> **Set task**
Write out every entry exactly as it stands.

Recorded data
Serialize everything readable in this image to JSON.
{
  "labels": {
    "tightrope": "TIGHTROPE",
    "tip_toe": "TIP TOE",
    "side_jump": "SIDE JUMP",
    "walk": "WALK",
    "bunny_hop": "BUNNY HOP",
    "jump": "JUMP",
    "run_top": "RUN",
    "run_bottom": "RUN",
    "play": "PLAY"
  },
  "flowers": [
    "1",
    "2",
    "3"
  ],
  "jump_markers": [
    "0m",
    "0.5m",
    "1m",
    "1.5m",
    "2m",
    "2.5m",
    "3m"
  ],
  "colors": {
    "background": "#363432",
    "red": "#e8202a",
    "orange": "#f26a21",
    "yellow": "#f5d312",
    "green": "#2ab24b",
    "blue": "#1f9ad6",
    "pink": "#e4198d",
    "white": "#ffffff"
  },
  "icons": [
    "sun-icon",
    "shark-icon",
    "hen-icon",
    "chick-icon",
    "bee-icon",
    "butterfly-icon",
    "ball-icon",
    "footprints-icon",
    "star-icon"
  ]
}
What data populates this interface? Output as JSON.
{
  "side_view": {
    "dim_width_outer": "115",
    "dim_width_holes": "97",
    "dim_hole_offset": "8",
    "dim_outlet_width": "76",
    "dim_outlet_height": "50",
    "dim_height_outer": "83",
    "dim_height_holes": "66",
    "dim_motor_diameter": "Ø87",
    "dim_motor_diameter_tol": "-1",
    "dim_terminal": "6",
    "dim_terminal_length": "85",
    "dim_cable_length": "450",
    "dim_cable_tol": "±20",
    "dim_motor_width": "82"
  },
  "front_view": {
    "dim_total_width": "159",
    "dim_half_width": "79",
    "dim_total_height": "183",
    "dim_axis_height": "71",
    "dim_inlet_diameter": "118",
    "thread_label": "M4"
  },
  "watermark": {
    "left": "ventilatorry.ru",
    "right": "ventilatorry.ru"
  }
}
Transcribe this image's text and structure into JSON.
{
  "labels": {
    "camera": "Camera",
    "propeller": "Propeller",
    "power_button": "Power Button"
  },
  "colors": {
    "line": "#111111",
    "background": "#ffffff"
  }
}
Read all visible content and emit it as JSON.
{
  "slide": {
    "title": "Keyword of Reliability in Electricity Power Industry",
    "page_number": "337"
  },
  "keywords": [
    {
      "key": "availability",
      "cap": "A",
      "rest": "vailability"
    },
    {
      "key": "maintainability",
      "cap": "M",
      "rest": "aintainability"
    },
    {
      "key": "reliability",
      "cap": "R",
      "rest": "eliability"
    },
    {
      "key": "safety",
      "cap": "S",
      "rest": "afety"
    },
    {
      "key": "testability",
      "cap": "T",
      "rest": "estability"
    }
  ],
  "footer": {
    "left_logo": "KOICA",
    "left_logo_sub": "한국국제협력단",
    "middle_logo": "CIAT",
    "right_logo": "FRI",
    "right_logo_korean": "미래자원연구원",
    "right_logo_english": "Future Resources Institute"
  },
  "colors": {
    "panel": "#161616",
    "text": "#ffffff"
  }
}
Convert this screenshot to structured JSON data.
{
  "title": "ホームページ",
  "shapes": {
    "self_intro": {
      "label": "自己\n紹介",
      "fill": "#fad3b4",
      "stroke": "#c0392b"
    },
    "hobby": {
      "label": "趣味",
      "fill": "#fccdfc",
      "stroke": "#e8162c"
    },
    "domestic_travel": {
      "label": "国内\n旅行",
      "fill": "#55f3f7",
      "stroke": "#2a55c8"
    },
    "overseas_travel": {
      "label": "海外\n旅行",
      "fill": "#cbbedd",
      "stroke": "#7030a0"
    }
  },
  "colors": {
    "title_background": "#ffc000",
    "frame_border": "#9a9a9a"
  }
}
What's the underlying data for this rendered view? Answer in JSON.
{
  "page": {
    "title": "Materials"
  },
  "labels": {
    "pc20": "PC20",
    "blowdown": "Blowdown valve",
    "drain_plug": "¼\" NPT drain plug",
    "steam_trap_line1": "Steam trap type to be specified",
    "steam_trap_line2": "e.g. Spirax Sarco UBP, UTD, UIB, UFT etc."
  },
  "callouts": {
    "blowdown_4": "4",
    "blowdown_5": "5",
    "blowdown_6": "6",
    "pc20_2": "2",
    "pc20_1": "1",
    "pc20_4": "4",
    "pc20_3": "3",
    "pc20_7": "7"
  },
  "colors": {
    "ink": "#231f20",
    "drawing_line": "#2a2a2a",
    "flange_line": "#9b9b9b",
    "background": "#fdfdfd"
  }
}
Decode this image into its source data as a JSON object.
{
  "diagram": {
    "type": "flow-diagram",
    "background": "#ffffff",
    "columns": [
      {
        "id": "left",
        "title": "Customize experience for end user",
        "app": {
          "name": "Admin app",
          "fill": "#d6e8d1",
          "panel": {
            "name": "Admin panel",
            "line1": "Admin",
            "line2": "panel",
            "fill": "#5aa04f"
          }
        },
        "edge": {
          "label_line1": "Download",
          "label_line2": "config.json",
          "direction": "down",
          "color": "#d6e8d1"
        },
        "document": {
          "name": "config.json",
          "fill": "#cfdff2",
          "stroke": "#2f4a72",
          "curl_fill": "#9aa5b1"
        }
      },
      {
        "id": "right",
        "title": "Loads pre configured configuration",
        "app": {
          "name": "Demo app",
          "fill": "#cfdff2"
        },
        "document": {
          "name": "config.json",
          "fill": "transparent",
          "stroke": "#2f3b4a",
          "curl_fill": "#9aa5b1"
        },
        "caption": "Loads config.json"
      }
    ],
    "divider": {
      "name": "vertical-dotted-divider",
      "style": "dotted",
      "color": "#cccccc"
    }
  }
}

> **Output for this task**
Serialize everything readable in this image to JSON.
{
  "labels": {
    "tightrope": "TIGHTROPE",
    "tip_toe": "TIP TOE",
    "side_jump": "SIDE JUMP",
    "walk": "WALK",
    "bunny_hop": "BUNNY HOP",
    "jump": "JUMP",
    "run_top": "RUN",
    "run_bottom": "RUN",
    "play": "PLAY"
  },
  "flowers": [
    "1",
    "2",
    "3"
  ],
  "jump_markers": [
    "0m",
    "0.5m",
    "1m",
    "1.5m",
    "2m",
    "2.5m",
    "3m"
  ],
  "colors": {
    "background": "#363432",
    "red": "#e8202a",
    "orange": "#f26a21",
    "yellow": "#f5d312",
    "green": "#2ab24b",
    "blue": "#1f9ad6",
    "pink": "#e4198d",
    "white": "#ffffff"
  },
  "icons": [
    "sun-icon",
    "shark-icon",
    "hen-icon",
    "chick-icon",
    "bee-icon",
    "butterfly-icon",
    "ball-icon",
    "footprints-icon",
    "star-icon"
  ]
}
What data populates this interface? Output as JSON.
{
  "side_view": {
    "dim_width_outer": "115",
    "dim_width_holes": "97",
    "dim_hole_offset": "8",
    "dim_outlet_width": "76",
    "dim_outlet_height": "50",
    "dim_height_outer": "83",
    "dim_height_holes": "66",
    "dim_motor_diameter": "Ø87",
    "dim_motor_diameter_tol": "-1",
    "dim_terminal": "6",
    "dim_terminal_length": "85",
    "dim_cable_length": "450",
    "dim_cable_tol": "±20",
    "dim_motor_width": "82"
  },
  "front_view": {
    "dim_total_width": "159",
    "dim_half_width": "79",
    "dim_total_height": "183",
    "dim_axis_height": "71",
    "dim_inlet_diameter": "118",
    "thread_label": "M4"
  },
  "watermark": {
    "left": "ventilatorry.ru",
    "right": "ventilatorry.ru"
  }
}
Transcribe this image's text and structure into JSON.
{
  "labels": {
    "camera": "Camera",
    "propeller": "Propeller",
    "power_button": "Power Button"
  },
  "colors": {
    "line": "#111111",
    "background": "#ffffff"
  }
}
Read all visible content and emit it as JSON.
{
  "slide": {
    "title": "Keyword of Reliability in Electricity Power Industry",
    "page_number": "337"
  },
  "keywords": [
    {
      "key": "availability",
      "cap": "A",
      "rest": "vailability"
    },
    {
      "key": "maintainability",
      "cap": "M",
      "rest": "aintainability"
    },
    {
      "key": "reliability",
      "cap": "R",
      "rest": "eliability"
    },
    {
      "key": "safety",
      "cap": "S",
      "rest": "afety"
    },
    {
      "key": "testability",
      "cap": "T",
      "rest": "estability"
    }
  ],
  "footer": {
    "left_logo": "KOICA",
    "left_logo_sub": "한국국제협력단",
    "middle_logo": "CIAT",
    "right_logo": "FRI",
    "right_logo_korean": "미래자원연구원",
    "right_logo_english": "Future Resources Institute"
  },
  "colors": {
    "panel": "#161616",
    "text": "#ffffff"
  }
}
Convert this screenshot to structured JSON data.
{
  "title": "ホームページ",
  "shapes": {
    "self_intro": {
      "label": "自己\n紹介",
      "fill": "#fad3b4",
      "stroke": "#c0392b"
    },
    "hobby": {
      "label": "趣味",
      "fill": "#fccdfc",
      "stroke": "#e8162c"
    },
    "domestic_travel": {
      "label": "国内\n旅行",
      "fill": "#55f3f7",
      "stroke": "#2a55c8"
    },
    "overseas_travel": {
      "label": "海外\n旅行",
      "fill": "#cbbedd",
      "stroke": "#7030a0"
    }
  },
  "colors": {
    "title_background": "#ffc000",
    "frame_border": "#9a9a9a"
  }
}
What's the underlying data for this rendered view? Answer in JSON.
{
  "page": {
    "title": "Materials"
  },
  "labels": {
    "pc20": "PC20",
    "blowdown": "Blowdown valve",
    "drain_plug": "¼\" NPT drain plug",
    "steam_trap_line1": "Steam trap type to be specified",
    "steam_trap_line2": "e.g. Spirax Sarco UBP, UTD, UIB, UFT etc."
  },
  "callouts": {
    "blowdown_4": "4",
    "blowdown_5": "5",
    "blowdown_6": "6",
    "pc20_2": "2",
    "pc20_1": "1",
    "pc20_4": "4",
    "pc20_3": "3",
    "pc20_7": "7"
  },
  "colors": {
    "ink": "#231f20",
    "drawing_line": "#2a2a2a",
    "flange_line": "#9b9b9b",
    "background": "#fdfdfd"
  }
}
Decode this image into its source data as a JSON object.
{
  "diagram": {
    "type": "flow-diagram",
    "background": "#ffffff",
    "columns": [
      {
        "id": "left",
        "title": "Customize experience for end user",
        "app": {
          "name": "Admin app",
          "fill": "#d6e8d1",
          "panel": {
            "name": "Admin panel",
            "line1": "Admin",
            "line2": "panel",
            "fill": "#5aa04f"
          }
        },
        "edge": {
          "label_line1": "Download",
          "label_line2": "config.json",
          "direction": "down",
          "color": "#d6e8d1"
        },
        "document": {
          "name": "config.json",
          "fill": "#cfdff2",
          "stroke": "#2f4a72",
          "curl_fill": "#9aa5b1"
        }
      },
      {
        "id": "right",
        "title": "Loads pre configured configuration",
        "app": {
          "name": "Demo app",
          "fill": "#cfdff2"
        },
        "document": {
          "name": "config.json",
          "fill": "transparent",
          "stroke": "#2f3b4a",
          "curl_fill": "#9aa5b1"
        },
        "caption": "Loads config.json"
      }
    ],
    "divider": {
      "name": "vertical-dotted-divider",
      "style": "dotted",
      "color": "#cccccc"
    }
  }
}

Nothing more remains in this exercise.